• _Available data_:
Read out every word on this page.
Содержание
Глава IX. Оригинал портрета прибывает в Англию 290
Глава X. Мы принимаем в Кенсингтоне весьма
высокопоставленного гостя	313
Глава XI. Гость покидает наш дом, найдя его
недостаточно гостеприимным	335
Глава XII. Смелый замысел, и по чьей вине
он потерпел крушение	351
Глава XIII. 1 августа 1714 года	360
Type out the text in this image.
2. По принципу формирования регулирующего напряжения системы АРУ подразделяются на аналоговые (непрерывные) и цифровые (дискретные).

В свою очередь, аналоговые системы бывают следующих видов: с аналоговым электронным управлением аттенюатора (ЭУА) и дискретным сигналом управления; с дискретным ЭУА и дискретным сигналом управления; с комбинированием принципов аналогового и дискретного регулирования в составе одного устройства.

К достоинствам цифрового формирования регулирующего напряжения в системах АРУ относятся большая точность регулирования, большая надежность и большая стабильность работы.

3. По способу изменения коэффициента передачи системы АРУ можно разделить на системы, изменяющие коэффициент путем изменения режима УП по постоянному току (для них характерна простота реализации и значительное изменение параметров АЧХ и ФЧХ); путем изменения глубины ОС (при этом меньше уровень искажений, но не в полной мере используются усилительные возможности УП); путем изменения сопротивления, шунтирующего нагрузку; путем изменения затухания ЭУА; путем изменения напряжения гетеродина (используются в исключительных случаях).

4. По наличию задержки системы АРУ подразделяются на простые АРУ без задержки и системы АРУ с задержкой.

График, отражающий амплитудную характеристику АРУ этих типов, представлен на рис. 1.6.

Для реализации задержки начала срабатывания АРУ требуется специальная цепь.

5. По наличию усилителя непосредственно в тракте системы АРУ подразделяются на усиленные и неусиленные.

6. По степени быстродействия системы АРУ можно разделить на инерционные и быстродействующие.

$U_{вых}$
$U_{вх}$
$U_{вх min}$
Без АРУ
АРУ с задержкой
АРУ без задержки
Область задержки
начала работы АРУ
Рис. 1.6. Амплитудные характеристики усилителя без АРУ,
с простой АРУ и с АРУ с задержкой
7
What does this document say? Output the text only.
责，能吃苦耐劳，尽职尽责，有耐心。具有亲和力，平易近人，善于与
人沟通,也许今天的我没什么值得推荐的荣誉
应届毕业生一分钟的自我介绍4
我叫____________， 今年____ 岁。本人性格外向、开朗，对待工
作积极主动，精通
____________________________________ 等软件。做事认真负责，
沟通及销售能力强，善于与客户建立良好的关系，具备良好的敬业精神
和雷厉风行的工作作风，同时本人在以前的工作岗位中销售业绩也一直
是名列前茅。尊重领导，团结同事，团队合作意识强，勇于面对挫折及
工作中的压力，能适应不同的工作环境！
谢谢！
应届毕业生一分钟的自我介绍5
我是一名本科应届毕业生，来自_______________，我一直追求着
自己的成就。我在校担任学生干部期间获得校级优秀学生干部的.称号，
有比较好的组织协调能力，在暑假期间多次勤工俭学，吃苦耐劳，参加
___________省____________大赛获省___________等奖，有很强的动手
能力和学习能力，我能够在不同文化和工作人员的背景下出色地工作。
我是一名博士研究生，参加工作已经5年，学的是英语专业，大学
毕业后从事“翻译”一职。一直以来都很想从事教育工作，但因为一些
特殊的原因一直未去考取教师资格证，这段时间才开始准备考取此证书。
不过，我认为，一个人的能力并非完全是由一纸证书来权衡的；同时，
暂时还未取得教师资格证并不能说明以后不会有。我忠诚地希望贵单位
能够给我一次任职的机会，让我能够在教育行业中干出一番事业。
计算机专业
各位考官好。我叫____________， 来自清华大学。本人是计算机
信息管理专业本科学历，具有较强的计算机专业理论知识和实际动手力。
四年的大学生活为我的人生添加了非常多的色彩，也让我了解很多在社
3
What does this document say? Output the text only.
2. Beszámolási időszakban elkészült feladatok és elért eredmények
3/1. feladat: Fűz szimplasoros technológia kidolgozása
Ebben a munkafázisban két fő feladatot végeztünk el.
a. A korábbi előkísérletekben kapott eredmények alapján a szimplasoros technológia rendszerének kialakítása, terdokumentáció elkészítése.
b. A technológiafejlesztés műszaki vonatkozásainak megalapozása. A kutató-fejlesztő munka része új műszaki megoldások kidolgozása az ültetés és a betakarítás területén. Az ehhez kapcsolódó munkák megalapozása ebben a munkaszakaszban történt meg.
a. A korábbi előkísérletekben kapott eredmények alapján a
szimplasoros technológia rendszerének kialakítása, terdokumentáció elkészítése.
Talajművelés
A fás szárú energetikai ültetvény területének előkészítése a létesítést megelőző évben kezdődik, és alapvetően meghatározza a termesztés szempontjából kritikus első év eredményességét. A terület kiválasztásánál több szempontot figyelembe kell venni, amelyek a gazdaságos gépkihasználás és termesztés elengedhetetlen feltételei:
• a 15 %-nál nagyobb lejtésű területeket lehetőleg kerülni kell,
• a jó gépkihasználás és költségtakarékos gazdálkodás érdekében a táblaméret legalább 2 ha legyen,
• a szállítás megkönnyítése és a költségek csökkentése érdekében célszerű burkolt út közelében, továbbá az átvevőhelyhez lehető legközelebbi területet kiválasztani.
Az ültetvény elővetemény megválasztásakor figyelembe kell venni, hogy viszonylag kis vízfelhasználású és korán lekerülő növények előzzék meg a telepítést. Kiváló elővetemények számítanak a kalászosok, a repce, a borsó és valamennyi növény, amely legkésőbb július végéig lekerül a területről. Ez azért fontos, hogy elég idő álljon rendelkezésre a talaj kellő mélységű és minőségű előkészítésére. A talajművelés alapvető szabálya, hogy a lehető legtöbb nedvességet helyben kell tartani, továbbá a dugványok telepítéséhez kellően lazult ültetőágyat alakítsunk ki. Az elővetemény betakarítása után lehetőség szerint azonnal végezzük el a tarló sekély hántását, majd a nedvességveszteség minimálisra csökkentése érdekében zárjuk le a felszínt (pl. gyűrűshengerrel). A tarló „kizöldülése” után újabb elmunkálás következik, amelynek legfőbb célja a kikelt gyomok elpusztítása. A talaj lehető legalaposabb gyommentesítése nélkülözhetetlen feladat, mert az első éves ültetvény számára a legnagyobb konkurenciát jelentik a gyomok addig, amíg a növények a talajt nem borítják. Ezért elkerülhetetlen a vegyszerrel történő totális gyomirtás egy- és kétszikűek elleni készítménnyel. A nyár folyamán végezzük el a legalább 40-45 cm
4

• _Prompt_:
Pick out the lines containing the word "alapján" and show them.

• _Full response_:
a. A korábbi előkísérletekben kapott eredmények alapján a szimplasoros technológia rendszerének kialakítása, terdokumentáció elkészítése.
a. A korábbi előkísérletekben kapott eredmények alapján a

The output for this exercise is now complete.